■ **MATERIAL PROVIDED**:
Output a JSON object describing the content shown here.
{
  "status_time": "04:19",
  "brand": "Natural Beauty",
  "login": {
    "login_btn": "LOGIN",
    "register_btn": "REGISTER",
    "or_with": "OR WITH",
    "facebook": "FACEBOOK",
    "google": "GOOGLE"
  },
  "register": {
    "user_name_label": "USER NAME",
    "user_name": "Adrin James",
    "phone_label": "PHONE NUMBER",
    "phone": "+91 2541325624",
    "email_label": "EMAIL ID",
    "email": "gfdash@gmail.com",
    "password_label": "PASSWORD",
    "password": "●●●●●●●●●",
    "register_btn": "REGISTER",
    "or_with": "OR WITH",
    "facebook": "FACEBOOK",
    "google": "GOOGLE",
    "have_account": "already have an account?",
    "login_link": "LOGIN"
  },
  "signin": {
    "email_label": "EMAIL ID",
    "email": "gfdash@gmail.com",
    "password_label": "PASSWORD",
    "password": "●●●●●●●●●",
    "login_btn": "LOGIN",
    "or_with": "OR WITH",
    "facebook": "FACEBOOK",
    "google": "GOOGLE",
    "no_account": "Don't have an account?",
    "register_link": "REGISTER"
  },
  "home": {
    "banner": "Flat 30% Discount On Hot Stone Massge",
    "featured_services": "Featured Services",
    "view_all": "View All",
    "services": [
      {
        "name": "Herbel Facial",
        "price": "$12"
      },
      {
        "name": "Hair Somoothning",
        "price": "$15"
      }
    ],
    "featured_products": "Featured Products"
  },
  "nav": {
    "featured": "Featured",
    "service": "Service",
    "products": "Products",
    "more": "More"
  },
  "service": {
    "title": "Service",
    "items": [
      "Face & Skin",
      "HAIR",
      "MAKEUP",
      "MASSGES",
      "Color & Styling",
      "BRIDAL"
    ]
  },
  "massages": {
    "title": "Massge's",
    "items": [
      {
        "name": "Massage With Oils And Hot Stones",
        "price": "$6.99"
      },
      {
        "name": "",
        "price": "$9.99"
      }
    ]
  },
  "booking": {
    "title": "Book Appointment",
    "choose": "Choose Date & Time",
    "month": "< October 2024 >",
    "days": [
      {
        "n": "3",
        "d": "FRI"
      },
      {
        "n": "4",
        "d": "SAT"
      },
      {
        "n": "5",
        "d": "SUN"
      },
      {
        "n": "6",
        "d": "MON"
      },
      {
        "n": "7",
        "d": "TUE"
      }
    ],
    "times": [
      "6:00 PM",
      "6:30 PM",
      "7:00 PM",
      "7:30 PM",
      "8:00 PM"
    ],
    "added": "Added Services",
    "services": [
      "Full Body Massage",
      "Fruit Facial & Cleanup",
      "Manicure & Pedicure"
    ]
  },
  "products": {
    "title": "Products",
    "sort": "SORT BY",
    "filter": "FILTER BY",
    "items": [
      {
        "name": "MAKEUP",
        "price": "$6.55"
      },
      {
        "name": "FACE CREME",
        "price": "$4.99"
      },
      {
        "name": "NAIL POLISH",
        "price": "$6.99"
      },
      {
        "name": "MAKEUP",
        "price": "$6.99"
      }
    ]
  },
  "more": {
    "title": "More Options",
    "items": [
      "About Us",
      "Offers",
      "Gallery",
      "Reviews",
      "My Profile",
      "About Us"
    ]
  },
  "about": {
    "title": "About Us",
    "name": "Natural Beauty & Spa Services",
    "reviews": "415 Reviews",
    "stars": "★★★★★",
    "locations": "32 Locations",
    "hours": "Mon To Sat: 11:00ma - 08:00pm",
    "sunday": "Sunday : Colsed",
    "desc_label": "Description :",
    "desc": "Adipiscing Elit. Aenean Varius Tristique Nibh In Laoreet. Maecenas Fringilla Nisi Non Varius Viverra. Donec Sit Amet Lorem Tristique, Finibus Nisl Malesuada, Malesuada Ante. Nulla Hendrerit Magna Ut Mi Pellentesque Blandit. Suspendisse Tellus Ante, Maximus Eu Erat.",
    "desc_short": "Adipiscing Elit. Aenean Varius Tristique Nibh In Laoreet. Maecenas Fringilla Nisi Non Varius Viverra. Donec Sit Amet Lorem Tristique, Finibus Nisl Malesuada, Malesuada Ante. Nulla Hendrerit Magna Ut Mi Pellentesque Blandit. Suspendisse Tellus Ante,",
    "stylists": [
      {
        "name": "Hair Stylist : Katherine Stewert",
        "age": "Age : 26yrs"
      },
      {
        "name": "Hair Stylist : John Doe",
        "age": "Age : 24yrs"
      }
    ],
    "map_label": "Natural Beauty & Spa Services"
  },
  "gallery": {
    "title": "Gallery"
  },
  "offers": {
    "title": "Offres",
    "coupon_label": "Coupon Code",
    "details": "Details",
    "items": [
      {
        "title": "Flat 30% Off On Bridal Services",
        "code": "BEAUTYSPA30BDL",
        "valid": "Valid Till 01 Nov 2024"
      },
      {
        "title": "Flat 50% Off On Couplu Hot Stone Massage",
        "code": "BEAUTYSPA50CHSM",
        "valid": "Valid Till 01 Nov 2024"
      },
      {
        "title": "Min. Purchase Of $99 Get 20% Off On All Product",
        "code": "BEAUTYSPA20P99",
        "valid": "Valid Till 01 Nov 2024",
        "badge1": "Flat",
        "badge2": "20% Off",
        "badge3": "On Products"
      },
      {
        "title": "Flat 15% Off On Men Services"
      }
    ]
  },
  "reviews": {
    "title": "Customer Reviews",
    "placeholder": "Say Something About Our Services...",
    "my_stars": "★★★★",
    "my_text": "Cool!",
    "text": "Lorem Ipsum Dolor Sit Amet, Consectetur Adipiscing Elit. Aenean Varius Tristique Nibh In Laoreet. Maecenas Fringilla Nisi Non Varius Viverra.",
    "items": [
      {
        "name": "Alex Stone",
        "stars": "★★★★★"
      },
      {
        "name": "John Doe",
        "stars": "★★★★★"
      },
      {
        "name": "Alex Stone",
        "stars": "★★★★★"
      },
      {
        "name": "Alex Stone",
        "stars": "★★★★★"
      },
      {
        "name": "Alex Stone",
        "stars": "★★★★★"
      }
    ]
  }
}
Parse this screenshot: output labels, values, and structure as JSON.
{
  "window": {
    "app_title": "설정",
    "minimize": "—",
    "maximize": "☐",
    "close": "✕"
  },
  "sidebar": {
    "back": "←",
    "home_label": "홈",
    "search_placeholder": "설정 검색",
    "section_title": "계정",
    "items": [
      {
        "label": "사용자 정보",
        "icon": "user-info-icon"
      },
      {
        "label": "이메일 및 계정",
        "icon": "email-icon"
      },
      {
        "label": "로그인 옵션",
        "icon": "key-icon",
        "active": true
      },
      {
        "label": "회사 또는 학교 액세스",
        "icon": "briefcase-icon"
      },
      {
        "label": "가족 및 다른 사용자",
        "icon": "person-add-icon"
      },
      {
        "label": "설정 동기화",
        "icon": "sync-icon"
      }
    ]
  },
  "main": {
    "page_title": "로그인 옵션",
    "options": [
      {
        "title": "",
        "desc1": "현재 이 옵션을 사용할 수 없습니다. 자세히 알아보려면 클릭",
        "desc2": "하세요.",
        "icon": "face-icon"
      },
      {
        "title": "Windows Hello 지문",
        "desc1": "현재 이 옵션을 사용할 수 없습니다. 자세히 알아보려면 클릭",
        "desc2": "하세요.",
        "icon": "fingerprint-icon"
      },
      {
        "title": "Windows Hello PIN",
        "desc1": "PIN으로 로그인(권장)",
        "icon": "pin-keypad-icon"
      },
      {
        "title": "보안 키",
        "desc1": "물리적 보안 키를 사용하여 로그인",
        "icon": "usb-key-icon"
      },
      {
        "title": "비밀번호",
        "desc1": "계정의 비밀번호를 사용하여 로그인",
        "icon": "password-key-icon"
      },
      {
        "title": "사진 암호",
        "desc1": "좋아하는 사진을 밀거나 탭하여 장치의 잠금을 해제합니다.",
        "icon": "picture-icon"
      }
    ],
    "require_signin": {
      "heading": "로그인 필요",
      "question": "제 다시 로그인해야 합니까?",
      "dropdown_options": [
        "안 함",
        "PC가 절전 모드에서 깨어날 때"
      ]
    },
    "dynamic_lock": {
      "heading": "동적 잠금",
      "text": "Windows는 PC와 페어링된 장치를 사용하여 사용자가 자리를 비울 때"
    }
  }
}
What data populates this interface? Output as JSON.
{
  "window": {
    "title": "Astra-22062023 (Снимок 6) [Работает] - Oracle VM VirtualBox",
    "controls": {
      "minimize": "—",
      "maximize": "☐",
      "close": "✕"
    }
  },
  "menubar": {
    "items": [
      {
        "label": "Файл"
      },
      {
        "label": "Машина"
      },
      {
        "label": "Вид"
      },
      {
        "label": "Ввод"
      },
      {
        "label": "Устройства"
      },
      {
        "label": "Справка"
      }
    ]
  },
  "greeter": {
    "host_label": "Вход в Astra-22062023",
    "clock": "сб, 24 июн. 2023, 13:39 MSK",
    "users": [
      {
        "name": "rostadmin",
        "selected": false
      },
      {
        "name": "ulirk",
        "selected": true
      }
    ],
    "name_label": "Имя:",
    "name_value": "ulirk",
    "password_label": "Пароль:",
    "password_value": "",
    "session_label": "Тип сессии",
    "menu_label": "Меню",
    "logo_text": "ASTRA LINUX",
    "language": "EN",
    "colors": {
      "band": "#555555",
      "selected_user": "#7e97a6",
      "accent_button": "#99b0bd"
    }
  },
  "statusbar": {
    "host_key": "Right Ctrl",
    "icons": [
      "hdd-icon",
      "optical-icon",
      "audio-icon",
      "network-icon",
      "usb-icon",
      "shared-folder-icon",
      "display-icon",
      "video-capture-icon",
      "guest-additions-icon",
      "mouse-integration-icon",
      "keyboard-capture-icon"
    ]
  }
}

■ **INSTRUCTIONS FOR THE TASK**: Looking at the records above, report how many lines contain the word "사용하여". Answer with the number only.

■ **SOLVED EXERCISE**: 3